### [WHAT IS ASKED]
Wherever the string "AGTCCAAATGTGAGATGGATGCT" occurs in a line of these records, report that line.

[Figure record extracts]
========================================================================

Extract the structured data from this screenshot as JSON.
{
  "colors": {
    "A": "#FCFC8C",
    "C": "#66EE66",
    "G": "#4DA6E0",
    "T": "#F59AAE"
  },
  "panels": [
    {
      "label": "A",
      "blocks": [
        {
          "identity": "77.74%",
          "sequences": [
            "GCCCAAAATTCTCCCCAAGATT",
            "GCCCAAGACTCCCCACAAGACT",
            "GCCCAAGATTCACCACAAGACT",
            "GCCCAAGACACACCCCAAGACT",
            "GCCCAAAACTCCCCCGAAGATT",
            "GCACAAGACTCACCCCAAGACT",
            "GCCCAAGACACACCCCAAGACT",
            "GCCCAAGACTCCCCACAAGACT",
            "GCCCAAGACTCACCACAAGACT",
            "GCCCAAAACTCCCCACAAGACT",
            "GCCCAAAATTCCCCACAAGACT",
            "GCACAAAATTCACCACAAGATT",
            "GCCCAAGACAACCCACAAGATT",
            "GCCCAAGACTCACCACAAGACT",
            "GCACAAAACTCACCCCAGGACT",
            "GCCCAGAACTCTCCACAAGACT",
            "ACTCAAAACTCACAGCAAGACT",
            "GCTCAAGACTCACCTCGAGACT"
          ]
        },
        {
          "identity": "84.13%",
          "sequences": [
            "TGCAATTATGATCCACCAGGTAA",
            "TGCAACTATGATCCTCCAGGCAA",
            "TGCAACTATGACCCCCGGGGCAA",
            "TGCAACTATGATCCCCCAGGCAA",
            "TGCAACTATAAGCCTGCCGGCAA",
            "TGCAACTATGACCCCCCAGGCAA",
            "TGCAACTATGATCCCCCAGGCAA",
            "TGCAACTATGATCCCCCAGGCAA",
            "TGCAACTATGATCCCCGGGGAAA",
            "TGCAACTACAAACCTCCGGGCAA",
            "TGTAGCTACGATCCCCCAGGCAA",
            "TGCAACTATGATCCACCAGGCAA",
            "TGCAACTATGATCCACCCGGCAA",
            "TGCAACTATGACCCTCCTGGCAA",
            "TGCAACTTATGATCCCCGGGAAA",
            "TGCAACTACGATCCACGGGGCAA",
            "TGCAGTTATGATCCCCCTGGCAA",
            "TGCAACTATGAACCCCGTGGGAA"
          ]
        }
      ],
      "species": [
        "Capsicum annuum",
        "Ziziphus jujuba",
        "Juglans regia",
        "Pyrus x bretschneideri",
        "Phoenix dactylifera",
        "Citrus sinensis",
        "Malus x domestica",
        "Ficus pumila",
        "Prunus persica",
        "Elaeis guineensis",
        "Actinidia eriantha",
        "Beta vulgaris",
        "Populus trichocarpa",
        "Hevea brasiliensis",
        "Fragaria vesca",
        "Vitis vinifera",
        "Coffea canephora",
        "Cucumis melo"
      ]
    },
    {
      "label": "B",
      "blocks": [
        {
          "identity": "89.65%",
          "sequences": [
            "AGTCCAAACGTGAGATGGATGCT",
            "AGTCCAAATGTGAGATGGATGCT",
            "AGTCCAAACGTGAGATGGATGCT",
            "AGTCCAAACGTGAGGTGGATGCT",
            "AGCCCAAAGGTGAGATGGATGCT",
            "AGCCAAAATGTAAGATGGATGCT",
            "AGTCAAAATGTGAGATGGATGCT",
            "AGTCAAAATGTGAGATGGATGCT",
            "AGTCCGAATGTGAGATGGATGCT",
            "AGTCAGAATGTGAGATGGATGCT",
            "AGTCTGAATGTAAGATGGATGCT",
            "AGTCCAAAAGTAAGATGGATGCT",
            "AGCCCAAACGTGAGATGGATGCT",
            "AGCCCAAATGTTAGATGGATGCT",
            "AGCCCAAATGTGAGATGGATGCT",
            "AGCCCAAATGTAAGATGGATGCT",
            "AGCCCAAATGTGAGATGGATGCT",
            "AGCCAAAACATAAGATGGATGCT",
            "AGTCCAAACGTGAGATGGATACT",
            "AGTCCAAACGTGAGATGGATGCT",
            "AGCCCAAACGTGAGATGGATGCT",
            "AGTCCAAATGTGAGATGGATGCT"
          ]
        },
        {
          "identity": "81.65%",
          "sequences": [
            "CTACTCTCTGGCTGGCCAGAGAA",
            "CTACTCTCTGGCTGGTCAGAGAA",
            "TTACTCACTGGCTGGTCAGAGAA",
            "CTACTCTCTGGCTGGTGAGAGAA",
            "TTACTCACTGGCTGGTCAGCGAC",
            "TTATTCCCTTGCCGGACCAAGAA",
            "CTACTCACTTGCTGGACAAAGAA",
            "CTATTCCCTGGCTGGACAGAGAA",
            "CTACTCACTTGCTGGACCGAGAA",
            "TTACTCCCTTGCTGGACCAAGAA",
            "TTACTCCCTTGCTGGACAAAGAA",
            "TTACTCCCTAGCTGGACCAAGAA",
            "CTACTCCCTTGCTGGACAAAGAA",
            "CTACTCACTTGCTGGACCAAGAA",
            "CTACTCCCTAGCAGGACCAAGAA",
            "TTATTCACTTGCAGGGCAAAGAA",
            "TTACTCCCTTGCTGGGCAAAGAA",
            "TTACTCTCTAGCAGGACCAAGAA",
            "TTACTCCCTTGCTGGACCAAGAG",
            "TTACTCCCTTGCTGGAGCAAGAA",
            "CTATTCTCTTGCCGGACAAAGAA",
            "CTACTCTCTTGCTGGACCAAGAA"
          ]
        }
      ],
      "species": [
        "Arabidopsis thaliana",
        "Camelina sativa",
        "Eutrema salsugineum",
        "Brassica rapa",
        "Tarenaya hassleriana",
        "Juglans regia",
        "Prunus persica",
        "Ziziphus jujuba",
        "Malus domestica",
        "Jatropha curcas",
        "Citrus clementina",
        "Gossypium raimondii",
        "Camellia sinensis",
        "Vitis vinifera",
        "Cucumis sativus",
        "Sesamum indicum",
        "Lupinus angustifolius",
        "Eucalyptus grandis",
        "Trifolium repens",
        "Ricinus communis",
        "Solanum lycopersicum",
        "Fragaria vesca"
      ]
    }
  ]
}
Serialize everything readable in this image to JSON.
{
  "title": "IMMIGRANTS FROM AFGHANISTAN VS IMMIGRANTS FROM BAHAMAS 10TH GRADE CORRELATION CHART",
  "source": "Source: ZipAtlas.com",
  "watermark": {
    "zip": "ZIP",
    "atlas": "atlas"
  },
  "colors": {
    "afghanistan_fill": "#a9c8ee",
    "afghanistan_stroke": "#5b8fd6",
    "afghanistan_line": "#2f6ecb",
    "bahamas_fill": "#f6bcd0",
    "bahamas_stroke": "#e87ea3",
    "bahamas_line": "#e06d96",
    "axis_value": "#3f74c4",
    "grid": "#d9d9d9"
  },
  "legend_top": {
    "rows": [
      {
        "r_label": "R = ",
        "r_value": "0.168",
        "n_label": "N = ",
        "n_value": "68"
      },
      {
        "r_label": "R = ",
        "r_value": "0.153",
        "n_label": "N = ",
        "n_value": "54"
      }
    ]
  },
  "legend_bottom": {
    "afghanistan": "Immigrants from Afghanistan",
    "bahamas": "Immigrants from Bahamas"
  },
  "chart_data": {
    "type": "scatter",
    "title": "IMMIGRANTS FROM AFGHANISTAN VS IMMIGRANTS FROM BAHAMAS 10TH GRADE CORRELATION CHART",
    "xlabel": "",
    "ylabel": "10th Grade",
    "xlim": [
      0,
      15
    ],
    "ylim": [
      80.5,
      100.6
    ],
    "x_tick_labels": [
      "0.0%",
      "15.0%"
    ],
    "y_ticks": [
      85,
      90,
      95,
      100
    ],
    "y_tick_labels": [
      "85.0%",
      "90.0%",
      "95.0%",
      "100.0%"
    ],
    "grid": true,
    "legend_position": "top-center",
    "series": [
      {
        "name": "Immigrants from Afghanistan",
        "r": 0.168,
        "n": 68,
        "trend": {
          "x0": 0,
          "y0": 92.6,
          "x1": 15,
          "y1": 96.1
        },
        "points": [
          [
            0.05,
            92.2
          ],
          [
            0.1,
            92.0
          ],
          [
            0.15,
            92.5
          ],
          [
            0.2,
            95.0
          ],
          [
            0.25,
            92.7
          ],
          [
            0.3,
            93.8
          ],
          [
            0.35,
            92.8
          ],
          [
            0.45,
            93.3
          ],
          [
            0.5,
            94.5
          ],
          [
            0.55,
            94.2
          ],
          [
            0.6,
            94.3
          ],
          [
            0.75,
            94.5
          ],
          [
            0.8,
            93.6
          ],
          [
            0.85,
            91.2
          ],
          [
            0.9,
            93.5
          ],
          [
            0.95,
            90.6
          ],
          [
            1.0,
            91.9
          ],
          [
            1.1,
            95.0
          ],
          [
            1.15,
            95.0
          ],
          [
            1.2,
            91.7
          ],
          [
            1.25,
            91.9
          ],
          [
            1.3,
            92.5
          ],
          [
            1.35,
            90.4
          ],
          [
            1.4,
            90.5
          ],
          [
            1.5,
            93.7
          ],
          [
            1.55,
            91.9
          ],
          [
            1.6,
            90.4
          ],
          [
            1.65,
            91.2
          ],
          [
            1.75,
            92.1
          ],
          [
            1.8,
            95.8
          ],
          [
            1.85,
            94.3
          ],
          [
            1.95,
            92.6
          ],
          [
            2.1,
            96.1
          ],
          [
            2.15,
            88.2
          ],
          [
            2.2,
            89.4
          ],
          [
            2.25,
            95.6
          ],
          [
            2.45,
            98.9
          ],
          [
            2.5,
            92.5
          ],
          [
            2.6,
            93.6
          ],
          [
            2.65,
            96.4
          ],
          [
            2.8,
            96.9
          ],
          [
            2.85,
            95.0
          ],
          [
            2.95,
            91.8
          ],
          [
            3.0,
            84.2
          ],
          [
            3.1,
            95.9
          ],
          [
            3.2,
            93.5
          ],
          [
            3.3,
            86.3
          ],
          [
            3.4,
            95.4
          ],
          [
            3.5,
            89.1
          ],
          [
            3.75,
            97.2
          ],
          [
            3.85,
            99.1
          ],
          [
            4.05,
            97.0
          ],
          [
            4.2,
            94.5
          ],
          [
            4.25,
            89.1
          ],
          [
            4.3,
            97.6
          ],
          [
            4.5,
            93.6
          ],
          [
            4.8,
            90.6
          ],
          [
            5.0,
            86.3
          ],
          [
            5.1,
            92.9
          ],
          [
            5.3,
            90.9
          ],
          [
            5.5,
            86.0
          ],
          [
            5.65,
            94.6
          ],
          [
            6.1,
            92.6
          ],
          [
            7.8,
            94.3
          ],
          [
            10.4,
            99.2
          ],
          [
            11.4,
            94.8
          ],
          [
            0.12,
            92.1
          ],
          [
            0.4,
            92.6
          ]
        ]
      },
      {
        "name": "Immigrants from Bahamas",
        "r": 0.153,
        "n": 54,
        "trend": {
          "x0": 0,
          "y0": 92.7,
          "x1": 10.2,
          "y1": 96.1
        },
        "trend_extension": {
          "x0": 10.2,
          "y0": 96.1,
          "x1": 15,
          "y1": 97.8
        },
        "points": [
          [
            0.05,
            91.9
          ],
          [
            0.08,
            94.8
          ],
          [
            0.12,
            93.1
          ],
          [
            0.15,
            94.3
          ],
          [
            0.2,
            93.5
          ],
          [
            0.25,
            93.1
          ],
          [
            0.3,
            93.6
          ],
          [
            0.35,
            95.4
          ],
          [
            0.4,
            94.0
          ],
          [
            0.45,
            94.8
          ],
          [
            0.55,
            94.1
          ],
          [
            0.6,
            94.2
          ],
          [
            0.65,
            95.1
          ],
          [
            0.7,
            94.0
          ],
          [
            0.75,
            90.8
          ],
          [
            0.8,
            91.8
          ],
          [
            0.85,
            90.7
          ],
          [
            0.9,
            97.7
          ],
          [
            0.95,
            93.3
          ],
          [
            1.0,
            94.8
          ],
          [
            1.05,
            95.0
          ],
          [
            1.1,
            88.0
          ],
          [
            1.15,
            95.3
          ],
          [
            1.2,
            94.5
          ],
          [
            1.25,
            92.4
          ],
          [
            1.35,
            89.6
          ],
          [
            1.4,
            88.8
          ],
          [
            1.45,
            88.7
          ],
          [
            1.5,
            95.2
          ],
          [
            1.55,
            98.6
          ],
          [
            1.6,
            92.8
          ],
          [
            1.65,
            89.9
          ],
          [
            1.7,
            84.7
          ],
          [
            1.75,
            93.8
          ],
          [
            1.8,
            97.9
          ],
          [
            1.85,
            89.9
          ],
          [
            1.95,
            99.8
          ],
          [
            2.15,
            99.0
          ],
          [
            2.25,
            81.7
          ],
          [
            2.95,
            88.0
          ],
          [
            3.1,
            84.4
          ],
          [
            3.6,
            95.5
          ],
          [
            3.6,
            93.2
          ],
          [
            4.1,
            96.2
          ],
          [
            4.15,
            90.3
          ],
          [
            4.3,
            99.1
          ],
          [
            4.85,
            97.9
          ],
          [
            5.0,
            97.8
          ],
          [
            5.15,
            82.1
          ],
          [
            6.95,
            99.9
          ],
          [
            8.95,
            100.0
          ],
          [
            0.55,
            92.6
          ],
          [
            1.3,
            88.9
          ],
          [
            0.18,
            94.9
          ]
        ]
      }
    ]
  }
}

========================================================================

### [TASK SOLUTION]
            "AGTCCAAATGTGAGATGGATGCT",
            "AGTCCAAATGTGAGATGGATGCT"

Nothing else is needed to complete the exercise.